▶ [RECORDS FOR THE TASK]

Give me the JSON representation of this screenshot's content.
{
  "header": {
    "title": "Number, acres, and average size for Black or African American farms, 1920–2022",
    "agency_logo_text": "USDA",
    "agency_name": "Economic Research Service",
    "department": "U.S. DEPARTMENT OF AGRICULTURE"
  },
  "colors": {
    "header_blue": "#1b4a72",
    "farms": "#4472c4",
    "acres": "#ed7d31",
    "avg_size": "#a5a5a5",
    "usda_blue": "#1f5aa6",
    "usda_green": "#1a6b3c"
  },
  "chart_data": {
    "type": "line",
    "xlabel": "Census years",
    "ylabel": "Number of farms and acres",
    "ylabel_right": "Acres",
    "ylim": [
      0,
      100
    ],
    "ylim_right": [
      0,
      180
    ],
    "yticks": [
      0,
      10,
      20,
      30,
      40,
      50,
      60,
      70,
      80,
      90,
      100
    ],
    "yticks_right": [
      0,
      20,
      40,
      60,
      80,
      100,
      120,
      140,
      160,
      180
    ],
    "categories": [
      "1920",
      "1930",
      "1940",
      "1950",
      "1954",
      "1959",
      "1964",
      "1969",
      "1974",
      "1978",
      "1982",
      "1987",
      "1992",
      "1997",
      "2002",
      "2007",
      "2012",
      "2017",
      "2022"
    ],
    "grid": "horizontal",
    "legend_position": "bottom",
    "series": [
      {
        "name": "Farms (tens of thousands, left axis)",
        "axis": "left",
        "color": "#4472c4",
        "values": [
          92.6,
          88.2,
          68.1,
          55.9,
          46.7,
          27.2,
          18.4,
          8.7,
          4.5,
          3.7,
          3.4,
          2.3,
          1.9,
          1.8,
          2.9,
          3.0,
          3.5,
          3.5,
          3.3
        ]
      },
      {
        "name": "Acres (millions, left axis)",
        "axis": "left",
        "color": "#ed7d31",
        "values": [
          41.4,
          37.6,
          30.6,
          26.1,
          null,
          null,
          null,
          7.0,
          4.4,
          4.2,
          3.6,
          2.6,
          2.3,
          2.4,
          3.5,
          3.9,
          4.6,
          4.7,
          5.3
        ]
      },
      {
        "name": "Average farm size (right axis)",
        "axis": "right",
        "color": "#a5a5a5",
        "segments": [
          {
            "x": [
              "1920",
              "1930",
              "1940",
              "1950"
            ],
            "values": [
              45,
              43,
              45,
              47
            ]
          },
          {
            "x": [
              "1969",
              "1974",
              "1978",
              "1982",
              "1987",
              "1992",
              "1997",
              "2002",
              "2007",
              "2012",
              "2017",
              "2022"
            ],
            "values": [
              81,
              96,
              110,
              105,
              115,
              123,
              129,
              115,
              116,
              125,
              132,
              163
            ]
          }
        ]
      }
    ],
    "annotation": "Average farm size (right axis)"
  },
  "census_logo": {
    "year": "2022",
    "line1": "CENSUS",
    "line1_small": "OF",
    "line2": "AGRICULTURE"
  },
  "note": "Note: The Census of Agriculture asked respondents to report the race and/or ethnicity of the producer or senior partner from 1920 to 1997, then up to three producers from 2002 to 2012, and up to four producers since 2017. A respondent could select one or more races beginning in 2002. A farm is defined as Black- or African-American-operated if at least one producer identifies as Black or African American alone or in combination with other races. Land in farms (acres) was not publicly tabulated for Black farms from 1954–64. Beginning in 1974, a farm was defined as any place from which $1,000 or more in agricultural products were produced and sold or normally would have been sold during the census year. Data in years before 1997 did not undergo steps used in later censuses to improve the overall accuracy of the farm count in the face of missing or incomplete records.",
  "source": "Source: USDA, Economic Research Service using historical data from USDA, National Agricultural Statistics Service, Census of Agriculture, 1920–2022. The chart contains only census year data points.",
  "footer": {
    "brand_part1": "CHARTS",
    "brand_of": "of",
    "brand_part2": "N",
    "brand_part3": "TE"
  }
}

▶ [WHAT THE EXERCISE ASKS] Recite the full listing above exactly.

▶ [OUTPUT OF THE TASK]
Give me the JSON representation of this screenshot's content.
{
  "header": {
    "title": "Number, acres, and average size for Black or African American farms, 1920–2022",
    "agency_logo_text": "USDA",
    "agency_name": "Economic Research Service",
    "department": "U.S. DEPARTMENT OF AGRICULTURE"
  },
  "colors": {
    "header_blue": "#1b4a72",
    "farms": "#4472c4",
    "acres": "#ed7d31",
    "avg_size": "#a5a5a5",
    "usda_blue": "#1f5aa6",
    "usda_green": "#1a6b3c"
  },
  "chart_data": {
    "type": "line",
    "xlabel": "Census years",
    "ylabel": "Number of farms and acres",
    "ylabel_right": "Acres",
    "ylim": [
      0,
      100
    ],
    "ylim_right": [
      0,
      180
    ],
    "yticks": [
      0,
      10,
      20,
      30,
      40,
      50,
      60,
      70,
      80,
      90,
      100
    ],
    "yticks_right": [
      0,
      20,
      40,
      60,
      80,
      100,
      120,
      140,
      160,
      180
    ],
    "categories": [
      "1920",
      "1930",
      "1940",
      "1950",
      "1954",
      "1959",
      "1964",
      "1969",
      "1974",
      "1978",
      "1982",
      "1987",
      "1992",
      "1997",
      "2002",
      "2007",
      "2012",
      "2017",
      "2022"
    ],
    "grid": "horizontal",
    "legend_position": "bottom",
    "series": [
      {
        "name": "Farms (tens of thousands, left axis)",
        "axis": "left",
        "color": "#4472c4",
        "values": [
          92.6,
          88.2,
          68.1,
          55.9,
          46.7,
          27.2,
          18.4,
          8.7,
          4.5,
          3.7,
          3.4,
          2.3,
          1.9,
          1.8,
          2.9,
          3.0,
          3.5,
          3.5,
          3.3
        ]
      },
      {
        "name": "Acres (millions, left axis)",
        "axis": "left",
        "color": "#ed7d31",
        "values": [
          41.4,
          37.6,
          30.6,
          26.1,
          null,
          null,
          null,
          7.0,
          4.4,
          4.2,
          3.6,
          2.6,
          2.3,
          2.4,
          3.5,
          3.9,
          4.6,
          4.7,
          5.3
        ]
      },
      {
        "name": "Average farm size (right axis)",
        "axis": "right",
        "color": "#a5a5a5",
        "segments": [
          {
            "x": [
              "1920",
              "1930",
              "1940",
              "1950"
            ],
            "values": [
              45,
              43,
              45,
              47
            ]
          },
          {
            "x": [
              "1969",
              "1974",
              "1978",
              "1982",
              "1987",
              "1992",
              "1997",
              "2002",
              "2007",
              "2012",
              "2017",
              "2022"
            ],
            "values": [
              81,
              96,
              110,
              105,
              115,
              123,
              129,
              115,
              116,
              125,
              132,
              163
            ]
          }
        ]
      }
    ],
    "annotation": "Average farm size (right axis)"
  },
  "census_logo": {
    "year": "2022",
    "line1": "CENSUS",
    "line1_small": "OF",
    "line2": "AGRICULTURE"
  },
  "note": "Note: The Census of Agriculture asked respondents to report the race and/or ethnicity of the producer or senior partner from 1920 to 1997, then up to three producers from 2002 to 2012, and up to four producers since 2017. A respondent could select one or more races beginning in 2002. A farm is defined as Black- or African-American-operated if at least one producer identifies as Black or African American alone or in combination with other races. Land in farms (acres) was not publicly tabulated for Black farms from 1954–64. Beginning in 1974, a farm was defined as any place from which $1,000 or more in agricultural products were produced and sold or normally would have been sold during the census year. Data in years before 1997 did not undergo steps used in later censuses to improve the overall accuracy of the farm count in the face of missing or incomplete records.",
  "source": "Source: USDA, Economic Research Service using historical data from USDA, National Agricultural Statistics Service, Census of Agriculture, 1920–2022. The chart contains only census year data points.",
  "footer": {
    "brand_part1": "CHARTS",
    "brand_of": "of",
    "brand_part2": "N",
    "brand_part3": "TE"
  }
}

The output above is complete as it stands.